# [The request]
Below is some material; transcribe all of it exactly.

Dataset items
·····
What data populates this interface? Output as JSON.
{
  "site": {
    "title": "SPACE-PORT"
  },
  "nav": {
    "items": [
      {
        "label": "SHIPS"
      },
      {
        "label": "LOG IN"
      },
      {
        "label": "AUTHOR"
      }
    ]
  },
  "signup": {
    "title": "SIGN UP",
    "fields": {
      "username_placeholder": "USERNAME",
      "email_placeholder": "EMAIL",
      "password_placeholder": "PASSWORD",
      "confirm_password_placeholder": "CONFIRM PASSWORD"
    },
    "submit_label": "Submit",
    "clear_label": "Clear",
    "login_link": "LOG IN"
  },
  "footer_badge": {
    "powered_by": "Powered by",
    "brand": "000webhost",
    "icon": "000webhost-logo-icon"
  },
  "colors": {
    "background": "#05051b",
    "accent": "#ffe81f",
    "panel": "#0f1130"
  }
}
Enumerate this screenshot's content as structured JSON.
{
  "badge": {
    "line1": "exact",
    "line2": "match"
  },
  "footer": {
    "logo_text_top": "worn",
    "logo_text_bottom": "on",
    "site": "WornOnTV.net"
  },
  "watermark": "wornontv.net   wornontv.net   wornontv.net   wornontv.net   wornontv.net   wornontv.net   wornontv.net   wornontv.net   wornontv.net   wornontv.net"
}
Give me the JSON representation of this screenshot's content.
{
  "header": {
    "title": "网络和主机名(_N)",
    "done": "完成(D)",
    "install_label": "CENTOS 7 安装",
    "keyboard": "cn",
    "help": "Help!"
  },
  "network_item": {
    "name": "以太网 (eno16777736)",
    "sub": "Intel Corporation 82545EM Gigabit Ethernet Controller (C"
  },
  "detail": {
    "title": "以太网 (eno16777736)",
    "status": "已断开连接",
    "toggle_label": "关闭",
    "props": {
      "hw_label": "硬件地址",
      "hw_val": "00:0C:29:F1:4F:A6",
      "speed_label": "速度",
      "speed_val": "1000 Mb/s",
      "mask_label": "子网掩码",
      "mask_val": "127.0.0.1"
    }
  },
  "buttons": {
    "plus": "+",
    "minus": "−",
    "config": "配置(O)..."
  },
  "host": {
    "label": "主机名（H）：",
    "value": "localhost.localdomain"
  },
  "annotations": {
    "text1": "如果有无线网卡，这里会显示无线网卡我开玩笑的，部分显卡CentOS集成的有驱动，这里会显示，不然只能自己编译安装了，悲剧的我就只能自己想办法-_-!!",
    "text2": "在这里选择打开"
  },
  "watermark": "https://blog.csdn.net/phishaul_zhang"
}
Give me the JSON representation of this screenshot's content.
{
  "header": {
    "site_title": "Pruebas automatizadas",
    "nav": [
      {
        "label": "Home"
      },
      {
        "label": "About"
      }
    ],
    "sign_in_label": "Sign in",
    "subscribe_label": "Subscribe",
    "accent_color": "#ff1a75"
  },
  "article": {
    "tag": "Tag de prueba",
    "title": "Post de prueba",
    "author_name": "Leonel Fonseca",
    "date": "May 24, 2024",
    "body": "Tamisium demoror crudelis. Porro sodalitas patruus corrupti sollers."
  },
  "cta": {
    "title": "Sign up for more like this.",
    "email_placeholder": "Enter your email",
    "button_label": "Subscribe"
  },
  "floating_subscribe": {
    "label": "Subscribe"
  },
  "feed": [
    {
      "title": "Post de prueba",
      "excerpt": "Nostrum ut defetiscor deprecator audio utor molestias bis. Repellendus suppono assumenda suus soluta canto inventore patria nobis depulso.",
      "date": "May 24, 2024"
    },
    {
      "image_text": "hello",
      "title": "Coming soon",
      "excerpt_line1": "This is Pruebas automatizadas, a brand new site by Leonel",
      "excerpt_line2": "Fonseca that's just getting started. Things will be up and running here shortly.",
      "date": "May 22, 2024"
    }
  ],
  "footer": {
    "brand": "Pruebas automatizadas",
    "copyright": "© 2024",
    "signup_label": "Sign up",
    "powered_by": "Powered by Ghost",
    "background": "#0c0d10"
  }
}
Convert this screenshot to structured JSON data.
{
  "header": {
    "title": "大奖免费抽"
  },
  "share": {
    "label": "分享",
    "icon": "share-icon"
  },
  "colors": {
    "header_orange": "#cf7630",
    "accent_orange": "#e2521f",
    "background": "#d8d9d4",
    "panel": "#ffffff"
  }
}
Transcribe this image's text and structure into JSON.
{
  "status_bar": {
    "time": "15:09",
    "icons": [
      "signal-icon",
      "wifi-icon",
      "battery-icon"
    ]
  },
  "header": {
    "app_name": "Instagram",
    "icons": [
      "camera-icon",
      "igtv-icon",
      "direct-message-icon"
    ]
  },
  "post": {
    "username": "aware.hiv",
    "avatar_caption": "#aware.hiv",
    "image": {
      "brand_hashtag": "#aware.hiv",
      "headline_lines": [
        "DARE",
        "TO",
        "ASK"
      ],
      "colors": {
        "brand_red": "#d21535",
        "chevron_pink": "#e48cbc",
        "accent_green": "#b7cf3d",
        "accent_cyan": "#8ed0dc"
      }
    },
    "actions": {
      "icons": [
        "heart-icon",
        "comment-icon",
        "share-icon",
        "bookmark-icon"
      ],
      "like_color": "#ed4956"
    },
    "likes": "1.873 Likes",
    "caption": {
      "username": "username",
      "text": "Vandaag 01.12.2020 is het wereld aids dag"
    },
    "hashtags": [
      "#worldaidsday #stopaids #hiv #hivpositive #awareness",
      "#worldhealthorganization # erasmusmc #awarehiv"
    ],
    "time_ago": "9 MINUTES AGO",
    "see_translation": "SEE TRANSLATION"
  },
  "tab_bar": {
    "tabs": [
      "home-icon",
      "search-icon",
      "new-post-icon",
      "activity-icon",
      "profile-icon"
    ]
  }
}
·····
# [Solved exercise]
What data populates this interface? Output as JSON.
{
  "site": {
    "title": "SPACE-PORT"
  },
  "nav": {
    "items": [
      {
        "label": "SHIPS"
      },
      {
        "label": "LOG IN"
      },
      {
        "label": "AUTHOR"
      }
    ]
  },
  "signup": {
    "title": "SIGN UP",
    "fields": {
      "username_placeholder": "USERNAME",
      "email_placeholder": "EMAIL",
      "password_placeholder": "PASSWORD",
      "confirm_password_placeholder": "CONFIRM PASSWORD"
    },
    "submit_label": "Submit",
    "clear_label": "Clear",
    "login_link": "LOG IN"
  },
  "footer_badge": {
    "powered_by": "Powered by",
    "brand": "000webhost",
    "icon": "000webhost-logo-icon"
  },
  "colors": {
    "background": "#05051b",
    "accent": "#ffe81f",
    "panel": "#0f1130"
  }
}
Enumerate this screenshot's content as structured JSON.
{
  "badge": {
    "line1": "exact",
    "line2": "match"
  },
  "footer": {
    "logo_text_top": "worn",
    "logo_text_bottom": "on",
    "site": "WornOnTV.net"
  },
  "watermark": "wornontv.net   wornontv.net   wornontv.net   wornontv.net   wornontv.net   wornontv.net   wornontv.net   wornontv.net   wornontv.net   wornontv.net"
}
Give me the JSON representation of this screenshot's content.
{
  "header": {
    "title": "网络和主机名(_N)",
    "done": "完成(D)",
    "install_label": "CENTOS 7 安装",
    "keyboard": "cn",
    "help": "Help!"
  },
  "network_item": {
    "name": "以太网 (eno16777736)",
    "sub": "Intel Corporation 82545EM Gigabit Ethernet Controller (C"
  },
  "detail": {
    "title": "以太网 (eno16777736)",
    "status": "已断开连接",
    "toggle_label": "关闭",
    "props": {
      "hw_label": "硬件地址",
      "hw_val": "00:0C:29:F1:4F:A6",
      "speed_label": "速度",
      "speed_val": "1000 Mb/s",
      "mask_label": "子网掩码",
      "mask_val": "127.0.0.1"
    }
  },
  "buttons": {
    "plus": "+",
    "minus": "−",
    "config": "配置(O)..."
  },
  "host": {
    "label": "主机名（H）：",
    "value": "localhost.localdomain"
  },
  "annotations": {
    "text1": "如果有无线网卡，这里会显示无线网卡我开玩笑的，部分显卡CentOS集成的有驱动，这里会显示，不然只能自己编译安装了，悲剧的我就只能自己想办法-_-!!",
    "text2": "在这里选择打开"
  },
  "watermark": "https://blog.csdn.net/phishaul_zhang"
}
Give me the JSON representation of this screenshot's content.
{
  "header": {
    "site_title": "Pruebas automatizadas",
    "nav": [
      {
        "label": "Home"
      },
      {
        "label": "About"
      }
    ],
    "sign_in_label": "Sign in",
    "subscribe_label": "Subscribe",
    "accent_color": "#ff1a75"
  },
  "article": {
    "tag": "Tag de prueba",
    "title": "Post de prueba",
    "author_name": "Leonel Fonseca",
    "date": "May 24, 2024",
    "body": "Tamisium demoror crudelis. Porro sodalitas patruus corrupti sollers."
  },
  "cta": {
    "title": "Sign up for more like this.",
    "email_placeholder": "Enter your email",
    "button_label": "Subscribe"
  },
  "floating_subscribe": {
    "label": "Subscribe"
  },
  "feed": [
    {
      "title": "Post de prueba",
      "excerpt": "Nostrum ut defetiscor deprecator audio utor molestias bis. Repellendus suppono assumenda suus soluta canto inventore patria nobis depulso.",
      "date": "May 24, 2024"
    },
    {
      "image_text": "hello",
      "title": "Coming soon",
      "excerpt_line1": "This is Pruebas automatizadas, a brand new site by Leonel",
      "excerpt_line2": "Fonseca that's just getting started. Things will be up and running here shortly.",
      "date": "May 22, 2024"
    }
  ],
  "footer": {
    "brand": "Pruebas automatizadas",
    "copyright": "© 2024",
    "signup_label": "Sign up",
    "powered_by": "Powered by Ghost",
    "background": "#0c0d10"
  }
}
Convert this screenshot to structured JSON data.
{
  "header": {
    "title": "大奖免费抽"
  },
  "share": {
    "label": "分享",
    "icon": "share-icon"
  },
  "colors": {
    "header_orange": "#cf7630",
    "accent_orange": "#e2521f",
    "background": "#d8d9d4",
    "panel": "#ffffff"
  }
}
Transcribe this image's text and structure into JSON.
{
  "status_bar": {
    "time": "15:09",
    "icons": [
      "signal-icon",
      "wifi-icon",
      "battery-icon"
    ]
  },
  "header": {
    "app_name": "Instagram",
    "icons": [
      "camera-icon",
      "igtv-icon",
      "direct-message-icon"
    ]
  },
  "post": {
    "username": "aware.hiv",
    "avatar_caption": "#aware.hiv",
    "image": {
      "brand_hashtag": "#aware.hiv",
      "headline_lines": [
        "DARE",
        "TO",
        "ASK"
      ],
      "colors": {
        "brand_red": "#d21535",
        "chevron_pink": "#e48cbc",
        "accent_green": "#b7cf3d",
        "accent_cyan": "#8ed0dc"
      }
    },
    "actions": {
      "icons": [
        "heart-icon",
        "comment-icon",
        "share-icon",
        "bookmark-icon"
      ],
      "like_color": "#ed4956"
    },
    "likes": "1.873 Likes",
    "caption": {
      "username": "username",
      "text": "Vandaag 01.12.2020 is het wereld aids dag"
    },
    "hashtags": [
      "#worldaidsday #stopaids #hiv #hivpositive #awareness",
      "#worldhealthorganization # erasmusmc #awarehiv"
    ],
    "time_ago": "9 MINUTES AGO",
    "see_translation": "SEE TRANSLATION"
  },
  "tab_bar": {
    "tabs": [
      "home-icon",
      "search-icon",
      "new-post-icon",
      "activity-icon",
      "profile-icon"
    ]
  }
}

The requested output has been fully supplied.